▶ **What to do**:
Every record should be written out exactly, with the pictures left out.

——————————

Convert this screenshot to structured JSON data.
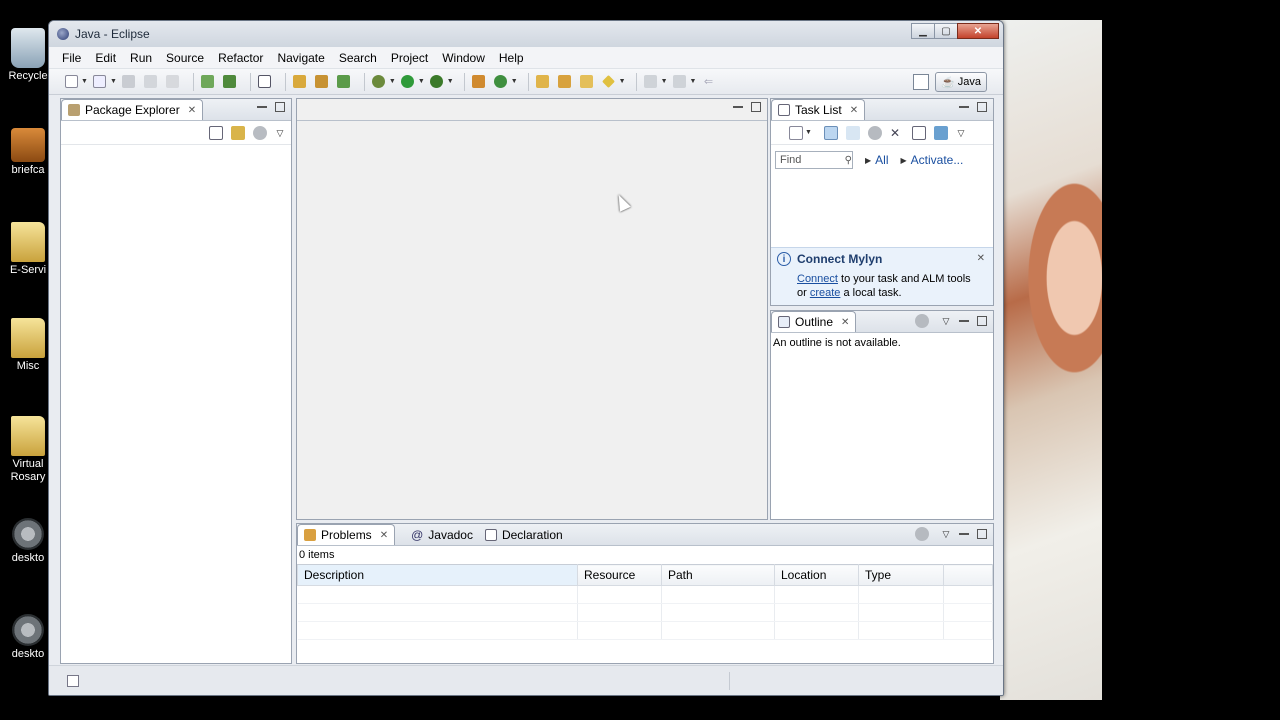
{
  "window": {
    "title": "Java - Eclipse"
  },
  "desktop": {
    "icons": [
      {
        "label": "Recycle",
        "icon": "recycle-bin-icon"
      },
      {
        "label": "briefca",
        "icon": "briefcase-icon"
      },
      {
        "label": "E-Servi",
        "icon": "folder-icon"
      },
      {
        "label": "Misc",
        "icon": "folder-icon"
      },
      {
        "label": "Virtual Rosary",
        "icon": "folder-icon"
      },
      {
        "label": "deskto",
        "icon": "gear-icon"
      },
      {
        "label": "deskto",
        "icon": "gear-icon"
      }
    ]
  },
  "menubar": [
    "File",
    "Edit",
    "Run",
    "Source",
    "Refactor",
    "Navigate",
    "Search",
    "Project",
    "Window",
    "Help"
  ],
  "perspective": {
    "label": "Java"
  },
  "package_explorer": {
    "tab_label": "Package Explorer"
  },
  "task_list": {
    "tab_label": "Task List",
    "find_placeholder": "Find",
    "all_label": "All",
    "activate_label": "Activate..."
  },
  "mylyn": {
    "title": "Connect Mylyn",
    "connect_link": "Connect",
    "line1_rest": " to your task and ALM tools",
    "or_text": "or ",
    "create_link": "create",
    "line2_rest": " a local task."
  },
  "outline": {
    "tab_label": "Outline",
    "message": "An outline is not available."
  },
  "bottom_tabs": {
    "problems": "Problems",
    "javadoc": "Javadoc",
    "declaration": "Declaration"
  },
  "problems": {
    "count": "0 items",
    "columns": [
      "Description",
      "Resource",
      "Path",
      "Location",
      "Type"
    ]
  },
  "colors": {
    "link": "#1a4fa0",
    "mylyn_bg": "#eaf2fb",
    "close_button": "#c3432c"
  }
}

——————————

▶ **Reply to the task**:
Convert this screenshot to structured JSON data.
{
  "window": {
    "title": "Java - Eclipse"
  },
  "desktop": {
    "icons": [
      {
        "label": "Recycle",
        "icon": "recycle-bin-icon"
      },
      {
        "label": "briefca",
        "icon": "briefcase-icon"
      },
      {
        "label": "E-Servi",
        "icon": "folder-icon"
      },
      {
        "label": "Misc",
        "icon": "folder-icon"
      },
      {
        "label": "Virtual Rosary",
        "icon": "folder-icon"
      },
      {
        "label": "deskto",
        "icon": "gear-icon"
      },
      {
        "label": "deskto",
        "icon": "gear-icon"
      }
    ]
  },
  "menubar": [
    "File",
    "Edit",
    "Run",
    "Source",
    "Refactor",
    "Navigate",
    "Search",
    "Project",
    "Window",
    "Help"
  ],
  "perspective": {
    "label": "Java"
  },
  "package_explorer": {
    "tab_label": "Package Explorer"
  },
  "task_list": {
    "tab_label": "Task List",
    "find_placeholder": "Find",
    "all_label": "All",
    "activate_label": "Activate..."
  },
  "mylyn": {
    "title": "Connect Mylyn",
    "connect_link": "Connect",
    "line1_rest": " to your task and ALM tools",
    "or_text": "or ",
    "create_link": "create",
    "line2_rest": " a local task."
  },
  "outline": {
    "tab_label": "Outline",
    "message": "An outline is not available."
  },
  "bottom_tabs": {
    "problems": "Problems",
    "javadoc": "Javadoc",
    "declaration": "Declaration"
  },
  "problems": {
    "count": "0 items",
    "columns": [
      "Description",
      "Resource",
      "Path",
      "Location",
      "Type"
    ]
  },
  "colors": {
    "link": "#1a4fa0",
    "mylyn_bg": "#eaf2fb",
    "close_button": "#c3432c"
  }
}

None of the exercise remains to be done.